Collected data:

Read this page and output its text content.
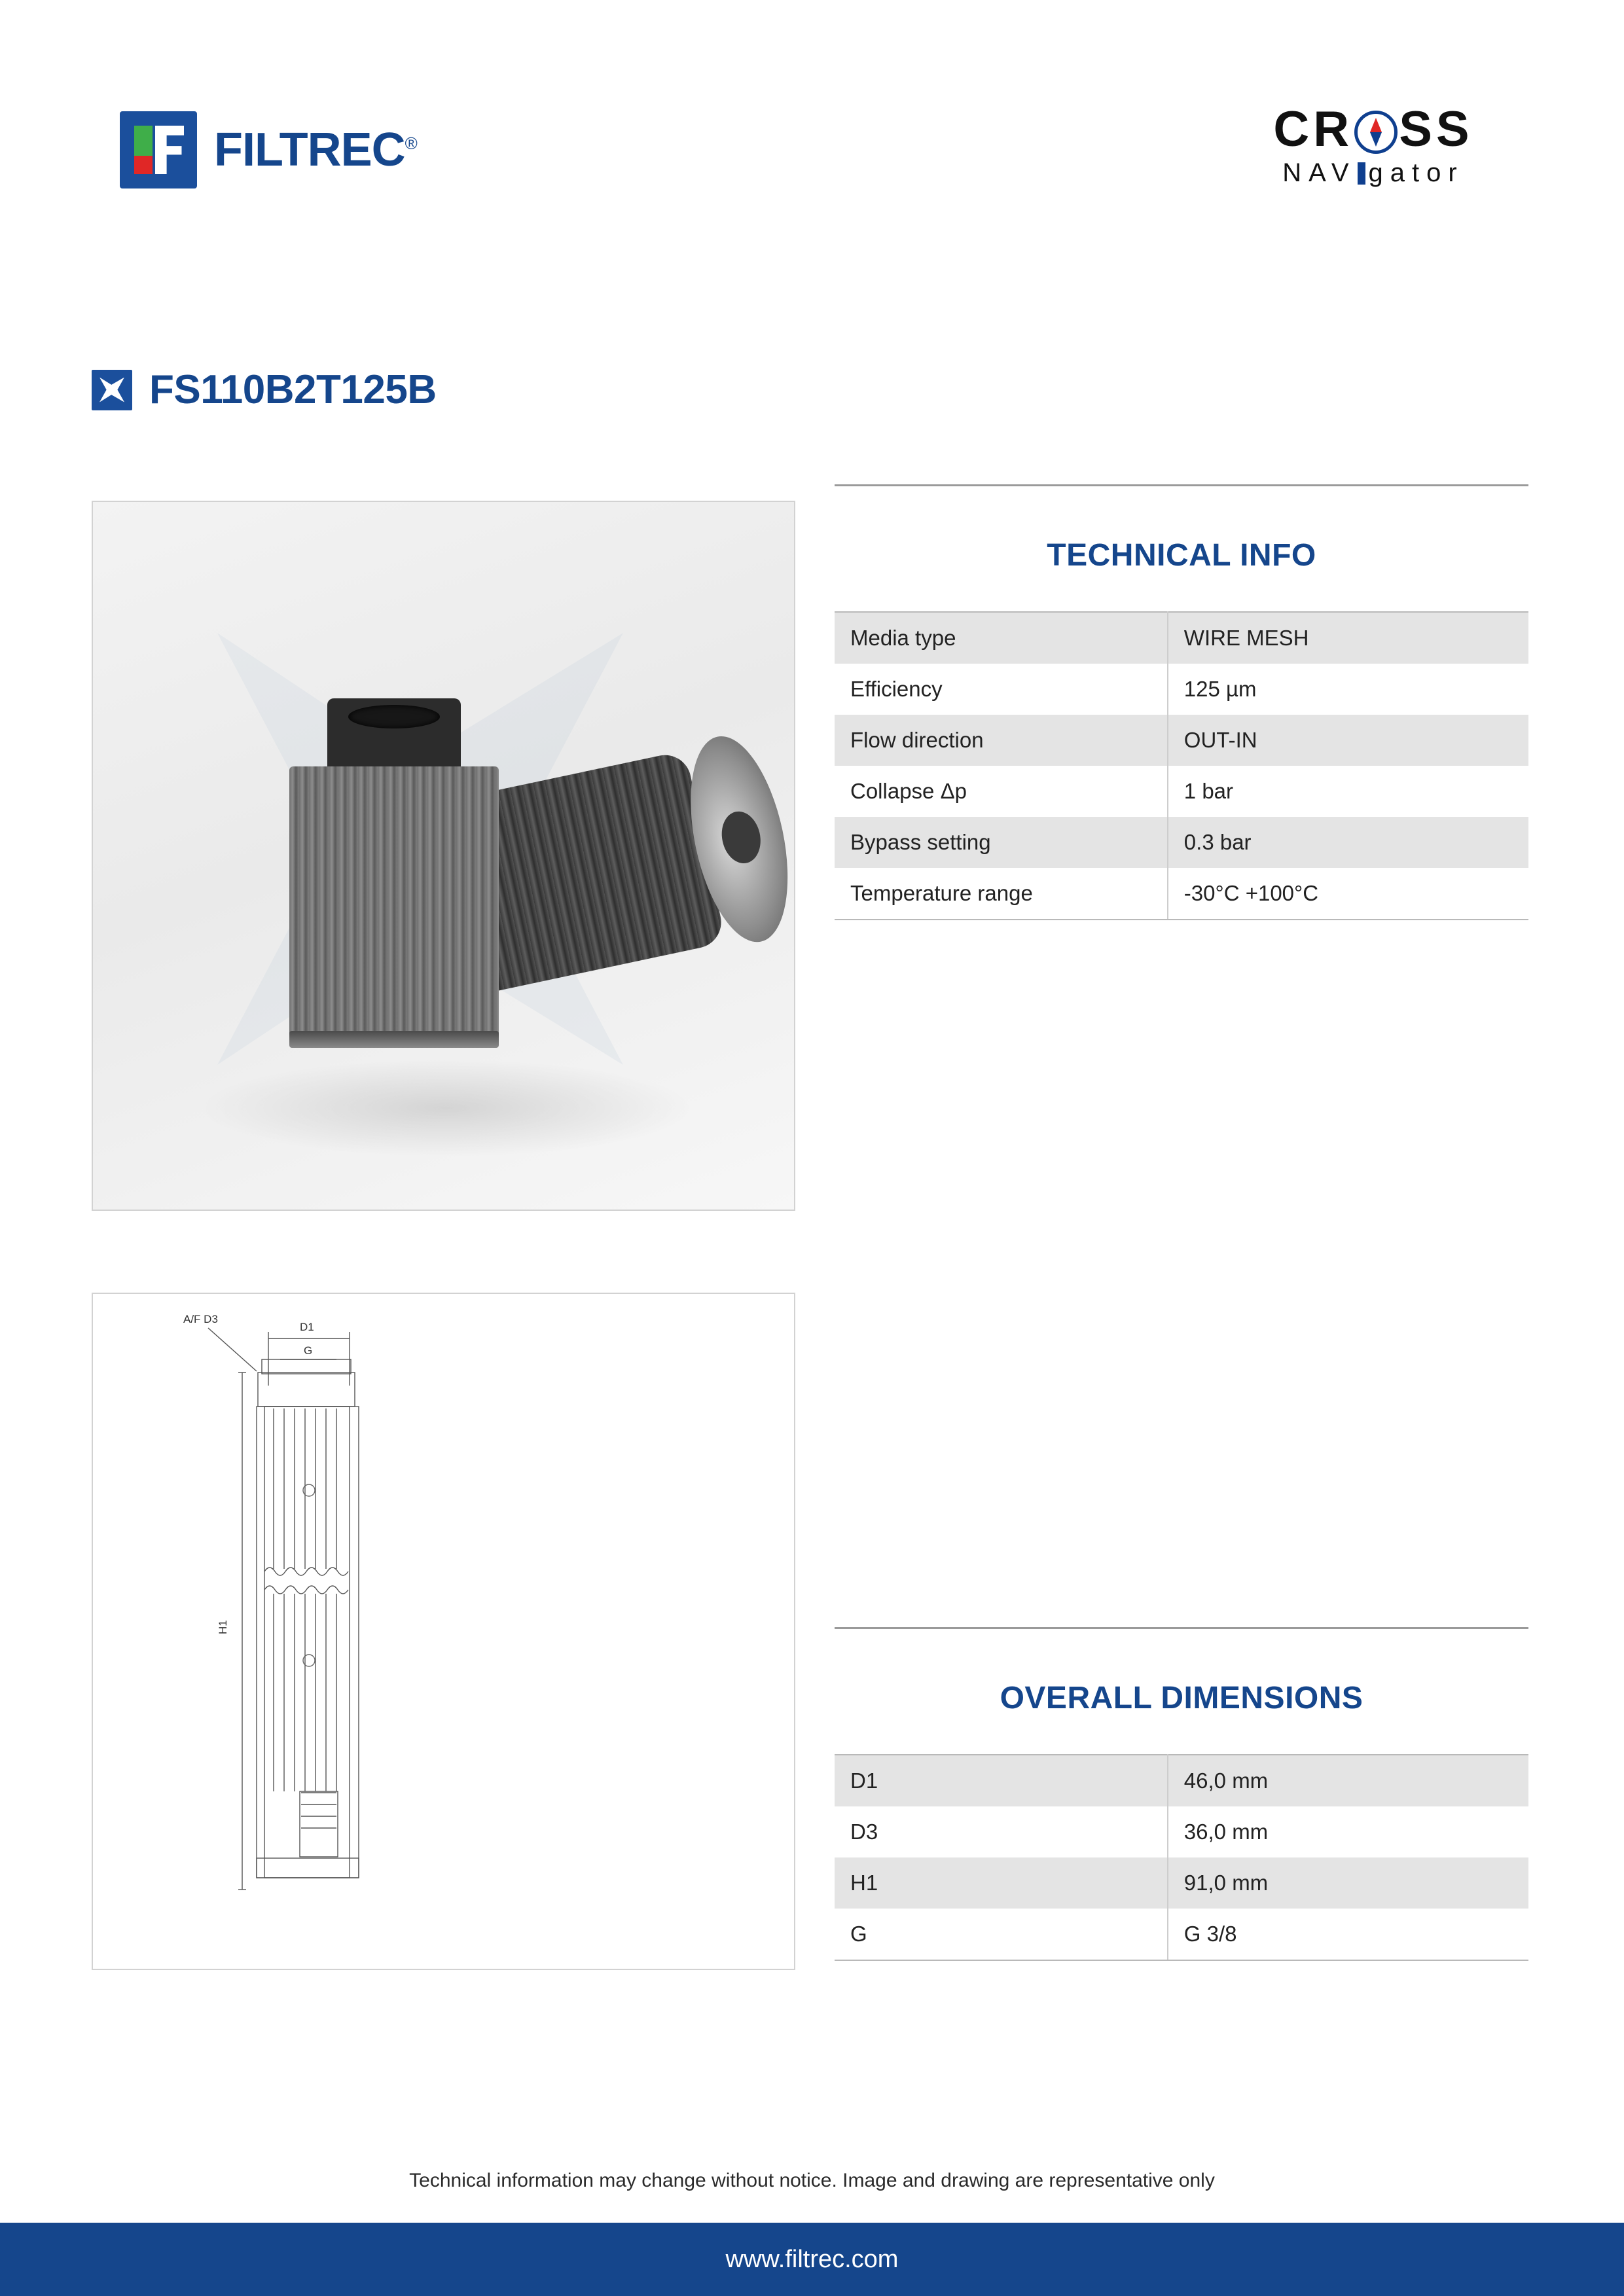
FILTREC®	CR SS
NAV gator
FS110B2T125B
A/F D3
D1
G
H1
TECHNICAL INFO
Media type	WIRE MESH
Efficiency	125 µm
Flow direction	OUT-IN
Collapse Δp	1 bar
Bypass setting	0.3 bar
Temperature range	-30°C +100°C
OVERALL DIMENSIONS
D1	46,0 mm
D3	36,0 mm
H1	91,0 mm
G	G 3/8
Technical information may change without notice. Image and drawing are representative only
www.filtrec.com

• _What is asked_: Transcribe all entries above exactly. Drop the pictures.

• _Right answer_:
Read this page and output its text content.
FILTREC®	CR SS
NAV gator
FS110B2T125B
A/F D3
D1
G
H1
TECHNICAL INFO
Media type	WIRE MESH
Efficiency	125 µm
Flow direction	OUT-IN
Collapse Δp	1 bar
Bypass setting	0.3 bar
Temperature range	-30°C +100°C
OVERALL DIMENSIONS
D1	46,0 mm
D3	36,0 mm
H1	91,0 mm
G	G 3/8
Technical information may change without notice. Image and drawing are representative only
www.filtrec.com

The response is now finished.